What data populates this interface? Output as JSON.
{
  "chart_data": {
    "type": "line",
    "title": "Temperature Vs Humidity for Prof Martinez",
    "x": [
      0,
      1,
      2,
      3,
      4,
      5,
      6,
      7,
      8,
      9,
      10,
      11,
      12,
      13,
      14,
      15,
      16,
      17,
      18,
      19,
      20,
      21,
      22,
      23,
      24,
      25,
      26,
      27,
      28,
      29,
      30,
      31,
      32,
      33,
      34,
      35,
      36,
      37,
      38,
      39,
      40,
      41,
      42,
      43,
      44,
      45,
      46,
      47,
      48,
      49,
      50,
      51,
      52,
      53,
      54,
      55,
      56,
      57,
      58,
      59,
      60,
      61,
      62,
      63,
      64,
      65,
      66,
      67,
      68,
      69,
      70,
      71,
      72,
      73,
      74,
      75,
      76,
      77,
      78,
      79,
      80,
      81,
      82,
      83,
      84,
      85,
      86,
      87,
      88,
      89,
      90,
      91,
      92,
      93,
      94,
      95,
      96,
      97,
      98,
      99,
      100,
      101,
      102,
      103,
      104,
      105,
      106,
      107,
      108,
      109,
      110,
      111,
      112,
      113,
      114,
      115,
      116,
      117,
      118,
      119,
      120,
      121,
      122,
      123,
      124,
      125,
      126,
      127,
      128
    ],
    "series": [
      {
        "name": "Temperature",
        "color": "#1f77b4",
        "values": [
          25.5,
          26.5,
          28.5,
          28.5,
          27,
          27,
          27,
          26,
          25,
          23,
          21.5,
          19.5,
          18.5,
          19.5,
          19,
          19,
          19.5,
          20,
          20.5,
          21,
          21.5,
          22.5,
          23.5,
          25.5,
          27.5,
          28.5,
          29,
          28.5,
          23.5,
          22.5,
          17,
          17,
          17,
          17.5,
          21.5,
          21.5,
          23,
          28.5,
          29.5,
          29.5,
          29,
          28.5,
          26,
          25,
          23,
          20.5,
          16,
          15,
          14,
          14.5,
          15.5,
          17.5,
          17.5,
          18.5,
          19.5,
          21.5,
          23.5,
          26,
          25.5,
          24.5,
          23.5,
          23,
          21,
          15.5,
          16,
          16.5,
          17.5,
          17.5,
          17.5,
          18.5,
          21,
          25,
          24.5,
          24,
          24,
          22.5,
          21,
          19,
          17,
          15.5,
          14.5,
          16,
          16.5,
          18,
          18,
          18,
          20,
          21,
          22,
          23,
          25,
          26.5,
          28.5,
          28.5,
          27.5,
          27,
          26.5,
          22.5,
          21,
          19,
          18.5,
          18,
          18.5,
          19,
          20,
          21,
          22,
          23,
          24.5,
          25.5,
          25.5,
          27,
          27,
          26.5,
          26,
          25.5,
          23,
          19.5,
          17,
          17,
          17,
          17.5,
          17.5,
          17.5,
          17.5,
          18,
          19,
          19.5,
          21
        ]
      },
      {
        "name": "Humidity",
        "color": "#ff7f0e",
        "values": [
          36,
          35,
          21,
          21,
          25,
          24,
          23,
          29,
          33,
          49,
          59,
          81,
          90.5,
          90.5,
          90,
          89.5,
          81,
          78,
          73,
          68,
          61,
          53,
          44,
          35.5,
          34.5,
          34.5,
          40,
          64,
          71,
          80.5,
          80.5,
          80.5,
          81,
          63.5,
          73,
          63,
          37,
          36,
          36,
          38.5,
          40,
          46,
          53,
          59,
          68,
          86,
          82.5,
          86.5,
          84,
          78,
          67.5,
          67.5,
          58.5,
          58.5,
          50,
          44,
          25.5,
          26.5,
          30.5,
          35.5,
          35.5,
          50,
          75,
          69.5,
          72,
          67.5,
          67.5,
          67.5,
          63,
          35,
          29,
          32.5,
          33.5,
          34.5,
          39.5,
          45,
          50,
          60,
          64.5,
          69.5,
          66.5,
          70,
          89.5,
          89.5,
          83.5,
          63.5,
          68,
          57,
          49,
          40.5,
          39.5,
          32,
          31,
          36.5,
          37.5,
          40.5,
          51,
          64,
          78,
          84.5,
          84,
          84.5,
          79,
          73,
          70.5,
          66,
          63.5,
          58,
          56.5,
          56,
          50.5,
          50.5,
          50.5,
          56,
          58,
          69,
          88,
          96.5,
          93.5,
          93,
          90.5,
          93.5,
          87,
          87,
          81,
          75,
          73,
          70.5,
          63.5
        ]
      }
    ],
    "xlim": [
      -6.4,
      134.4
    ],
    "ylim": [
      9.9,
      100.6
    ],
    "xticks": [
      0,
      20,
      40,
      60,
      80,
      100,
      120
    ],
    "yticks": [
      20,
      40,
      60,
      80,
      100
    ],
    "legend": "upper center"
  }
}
§
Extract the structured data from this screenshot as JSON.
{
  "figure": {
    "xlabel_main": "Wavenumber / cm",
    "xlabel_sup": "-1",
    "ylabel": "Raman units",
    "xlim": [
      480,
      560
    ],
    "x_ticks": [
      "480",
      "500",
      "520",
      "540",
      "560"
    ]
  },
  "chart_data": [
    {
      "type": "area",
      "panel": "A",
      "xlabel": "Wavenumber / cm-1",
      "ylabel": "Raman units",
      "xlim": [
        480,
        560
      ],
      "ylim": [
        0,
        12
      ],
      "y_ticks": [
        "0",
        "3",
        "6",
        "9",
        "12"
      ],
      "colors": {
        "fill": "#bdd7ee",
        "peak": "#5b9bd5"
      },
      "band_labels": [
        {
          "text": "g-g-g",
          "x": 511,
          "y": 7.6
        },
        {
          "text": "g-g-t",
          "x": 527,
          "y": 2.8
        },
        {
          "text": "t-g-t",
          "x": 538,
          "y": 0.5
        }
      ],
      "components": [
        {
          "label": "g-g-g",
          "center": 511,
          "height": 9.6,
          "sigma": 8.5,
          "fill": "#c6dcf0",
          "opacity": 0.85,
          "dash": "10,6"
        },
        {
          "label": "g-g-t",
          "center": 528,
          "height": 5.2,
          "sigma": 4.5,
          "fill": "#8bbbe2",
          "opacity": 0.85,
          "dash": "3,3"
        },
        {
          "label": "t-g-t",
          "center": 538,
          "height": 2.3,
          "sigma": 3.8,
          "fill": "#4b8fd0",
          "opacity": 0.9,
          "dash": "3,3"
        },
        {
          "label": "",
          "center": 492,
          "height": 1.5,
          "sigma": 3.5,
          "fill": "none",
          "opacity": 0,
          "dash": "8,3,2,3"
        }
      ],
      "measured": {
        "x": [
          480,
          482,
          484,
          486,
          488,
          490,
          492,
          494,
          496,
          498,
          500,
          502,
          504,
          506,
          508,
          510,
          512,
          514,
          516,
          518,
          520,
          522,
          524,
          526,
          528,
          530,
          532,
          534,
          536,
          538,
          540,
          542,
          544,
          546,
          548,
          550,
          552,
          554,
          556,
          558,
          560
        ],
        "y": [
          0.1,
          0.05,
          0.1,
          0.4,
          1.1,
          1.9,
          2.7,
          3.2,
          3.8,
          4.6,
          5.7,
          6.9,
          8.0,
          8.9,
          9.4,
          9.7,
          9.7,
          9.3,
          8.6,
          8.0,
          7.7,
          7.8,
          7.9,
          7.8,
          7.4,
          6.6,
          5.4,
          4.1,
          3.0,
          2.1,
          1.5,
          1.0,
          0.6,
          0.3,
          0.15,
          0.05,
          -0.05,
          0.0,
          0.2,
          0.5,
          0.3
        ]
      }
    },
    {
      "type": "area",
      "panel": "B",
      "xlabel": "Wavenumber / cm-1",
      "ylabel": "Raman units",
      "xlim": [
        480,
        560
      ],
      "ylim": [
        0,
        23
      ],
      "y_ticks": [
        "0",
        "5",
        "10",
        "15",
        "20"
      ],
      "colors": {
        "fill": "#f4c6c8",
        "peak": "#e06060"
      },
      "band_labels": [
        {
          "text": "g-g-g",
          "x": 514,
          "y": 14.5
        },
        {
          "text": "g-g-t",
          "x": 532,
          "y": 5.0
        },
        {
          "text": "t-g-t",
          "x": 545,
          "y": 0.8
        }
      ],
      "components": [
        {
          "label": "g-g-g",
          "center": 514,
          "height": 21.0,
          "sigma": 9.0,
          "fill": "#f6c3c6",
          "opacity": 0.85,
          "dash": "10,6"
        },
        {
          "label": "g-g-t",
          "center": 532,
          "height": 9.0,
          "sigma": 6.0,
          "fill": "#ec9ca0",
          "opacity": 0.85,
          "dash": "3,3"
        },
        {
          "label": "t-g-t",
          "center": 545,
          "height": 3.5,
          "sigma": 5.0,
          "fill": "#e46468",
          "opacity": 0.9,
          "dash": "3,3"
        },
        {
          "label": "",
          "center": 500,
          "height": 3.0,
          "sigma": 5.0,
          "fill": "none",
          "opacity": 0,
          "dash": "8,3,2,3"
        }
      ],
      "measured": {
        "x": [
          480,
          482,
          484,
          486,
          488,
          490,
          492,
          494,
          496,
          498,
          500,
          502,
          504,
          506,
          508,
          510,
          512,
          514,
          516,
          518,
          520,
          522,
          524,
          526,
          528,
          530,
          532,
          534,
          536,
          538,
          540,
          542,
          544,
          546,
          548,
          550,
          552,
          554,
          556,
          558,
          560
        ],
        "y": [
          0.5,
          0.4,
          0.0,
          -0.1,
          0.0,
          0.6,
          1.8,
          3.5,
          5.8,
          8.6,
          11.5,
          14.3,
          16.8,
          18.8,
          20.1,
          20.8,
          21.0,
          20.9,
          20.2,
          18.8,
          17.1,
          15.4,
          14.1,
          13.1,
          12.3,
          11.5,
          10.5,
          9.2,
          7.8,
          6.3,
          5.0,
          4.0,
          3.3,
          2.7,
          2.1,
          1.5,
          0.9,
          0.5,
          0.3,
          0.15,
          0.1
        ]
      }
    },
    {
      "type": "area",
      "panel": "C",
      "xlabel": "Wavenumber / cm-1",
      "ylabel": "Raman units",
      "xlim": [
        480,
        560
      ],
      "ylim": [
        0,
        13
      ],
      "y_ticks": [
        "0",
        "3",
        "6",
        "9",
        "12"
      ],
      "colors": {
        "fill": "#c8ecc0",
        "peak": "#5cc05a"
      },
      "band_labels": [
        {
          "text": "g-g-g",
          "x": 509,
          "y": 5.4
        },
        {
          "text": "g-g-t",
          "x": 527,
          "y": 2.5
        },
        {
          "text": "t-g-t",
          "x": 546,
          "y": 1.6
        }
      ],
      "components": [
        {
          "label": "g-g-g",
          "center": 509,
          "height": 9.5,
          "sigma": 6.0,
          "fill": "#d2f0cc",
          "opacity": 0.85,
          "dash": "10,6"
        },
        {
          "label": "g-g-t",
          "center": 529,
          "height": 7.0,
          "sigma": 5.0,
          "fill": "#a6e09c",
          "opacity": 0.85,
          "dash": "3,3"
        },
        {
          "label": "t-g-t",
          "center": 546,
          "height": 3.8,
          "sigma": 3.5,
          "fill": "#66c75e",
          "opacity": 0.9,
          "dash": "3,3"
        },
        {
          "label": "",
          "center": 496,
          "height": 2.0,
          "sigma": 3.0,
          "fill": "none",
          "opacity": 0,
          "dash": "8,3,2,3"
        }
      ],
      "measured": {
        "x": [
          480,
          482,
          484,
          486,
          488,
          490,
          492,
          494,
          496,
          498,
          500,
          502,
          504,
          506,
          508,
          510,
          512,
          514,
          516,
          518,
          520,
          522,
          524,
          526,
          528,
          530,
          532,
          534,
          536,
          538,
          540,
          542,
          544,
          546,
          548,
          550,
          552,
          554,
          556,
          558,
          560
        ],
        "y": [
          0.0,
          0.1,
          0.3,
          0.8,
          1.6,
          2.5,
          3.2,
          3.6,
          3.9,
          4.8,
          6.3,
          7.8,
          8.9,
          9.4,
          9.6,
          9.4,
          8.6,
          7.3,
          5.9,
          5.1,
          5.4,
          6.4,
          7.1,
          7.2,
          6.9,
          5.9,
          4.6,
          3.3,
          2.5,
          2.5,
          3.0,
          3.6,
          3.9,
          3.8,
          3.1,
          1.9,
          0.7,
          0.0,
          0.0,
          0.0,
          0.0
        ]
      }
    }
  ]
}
§
STATED PROBLEM: Scan the material and collect every line that contains "Temperature".

WRITTEN REPLY:
    "title": "Temperature Vs Humidity for Prof Martinez",
        "name": "Temperature",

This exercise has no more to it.